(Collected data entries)
===

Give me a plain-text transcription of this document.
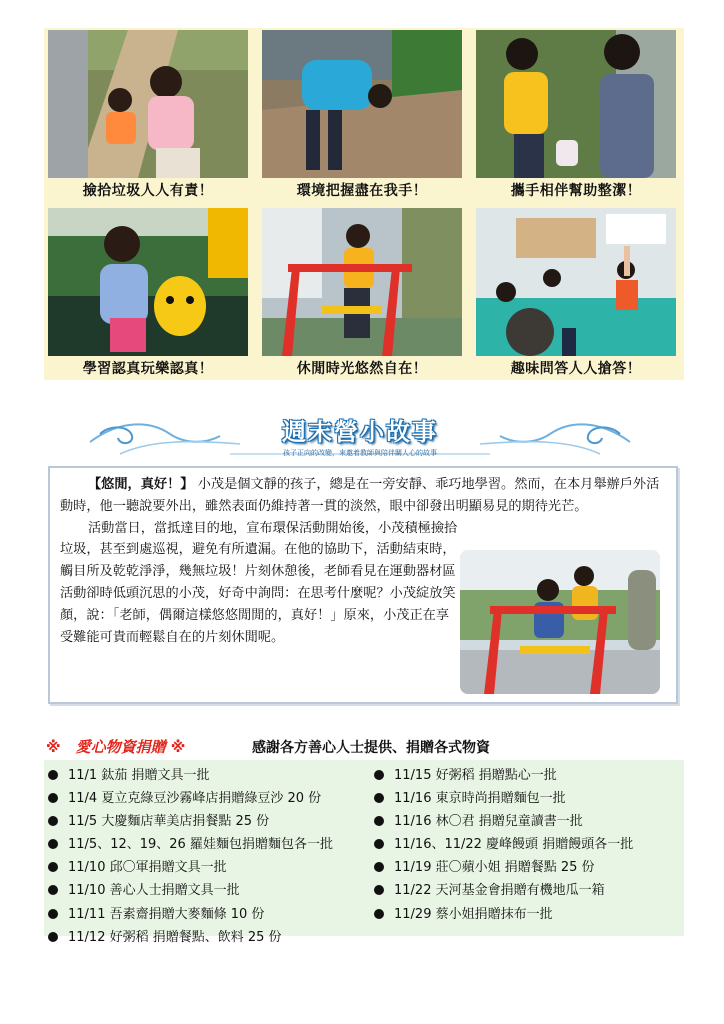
撿拾垃圾人人有責！	環境把握盡在我手！	攜手相伴幫助整潔！
學習認真玩樂認真！	休閒時光悠然自在！	趣味問答人人搶答！
週末營小故事
孩子正向的改變，來邀着教師與陪伴關人心的故事

【悠閒，真好！】 小茂是個文靜的孩子，總是在一旁安靜、乖巧地學習。然而，在本月舉辦戶外活動時，他一聽說要外出，雖然表面仍維持著一貫的淡然，眼中卻發出明顯易見的期待光芒。

活動當日，當抵達目的地，宣布環保活動開始後，小茂積極撿拾垃圾，甚至到處巡視，避免有所遺漏。在他的協助下，活動結束時，觸目所及乾乾淨淨，幾無垃圾！片刻休憩後，老師看見在運動器材區活動卻時低頭沉思的小茂，好奇中詢問：在思考什麼呢？小茂綻放笑顏，說：「老師，偶爾這樣悠悠閒閒的，真好！」原來，小茂正在享受難能可貴而輕鬆自在的片刻休閒呢。

※　愛心物資捐贈 ※	感謝各方善心人士提供、捐贈各式物資
11/1 鈦茄 捐贈文具一批
11/4 夏立克綠豆沙霧峰店捐贈綠豆沙 20 份
11/5 大慶麵店華美店捐餐點 25 份
11/5、12、19、26 羅娃麵包捐贈麵包各一批
11/10 邱〇軍捐贈文具一批
11/10 善心人士捐贈文具一批
11/11 吾素齋捐贈大麥麵條 10 份
11/12 好粥稻 捐贈餐點、飲料 25 份
11/15 好粥稻 捐贈點心一批
11/16 東京時尚捐贈麵包一批
11/16 林〇君 捐贈兒童讀書一批
11/16、11/22 慶峰饅頭 捐贈饅頭各一批
11/19 莊〇蘋小姐 捐贈餐點 25 份
11/22 天河基金會捐贈有機地瓜一箱
11/29 蔡小姐捐贈抹布一批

===

Your task
The data above should be repeated exactly, minus any pictures.

Written response
Give me a plain-text transcription of this document.
撿拾垃圾人人有責！	環境把握盡在我手！	攜手相伴幫助整潔！
學習認真玩樂認真！	休閒時光悠然自在！	趣味問答人人搶答！
週末營小故事
孩子正向的改變，來邀着教師與陪伴關人心的故事

【悠閒，真好！】 小茂是個文靜的孩子，總是在一旁安靜、乖巧地學習。然而，在本月舉辦戶外活動時，他一聽說要外出，雖然表面仍維持著一貫的淡然，眼中卻發出明顯易見的期待光芒。

活動當日，當抵達目的地，宣布環保活動開始後，小茂積極撿拾垃圾，甚至到處巡視，避免有所遺漏。在他的協助下，活動結束時，觸目所及乾乾淨淨，幾無垃圾！片刻休憩後，老師看見在運動器材區活動卻時低頭沉思的小茂，好奇中詢問：在思考什麼呢？小茂綻放笑顏，說：「老師，偶爾這樣悠悠閒閒的，真好！」原來，小茂正在享受難能可貴而輕鬆自在的片刻休閒呢。

※　愛心物資捐贈 ※	感謝各方善心人士提供、捐贈各式物資
11/1 鈦茄 捐贈文具一批
11/4 夏立克綠豆沙霧峰店捐贈綠豆沙 20 份
11/5 大慶麵店華美店捐餐點 25 份
11/5、12、19、26 羅娃麵包捐贈麵包各一批
11/10 邱〇軍捐贈文具一批
11/10 善心人士捐贈文具一批
11/11 吾素齋捐贈大麥麵條 10 份
11/12 好粥稻 捐贈餐點、飲料 25 份
11/15 好粥稻 捐贈點心一批
11/16 東京時尚捐贈麵包一批
11/16 林〇君 捐贈兒童讀書一批
11/16、11/22 慶峰饅頭 捐贈饅頭各一批
11/19 莊〇蘋小姐 捐贈餐點 25 份
11/22 天河基金會捐贈有機地瓜一箱
11/29 蔡小姐捐贈抹布一批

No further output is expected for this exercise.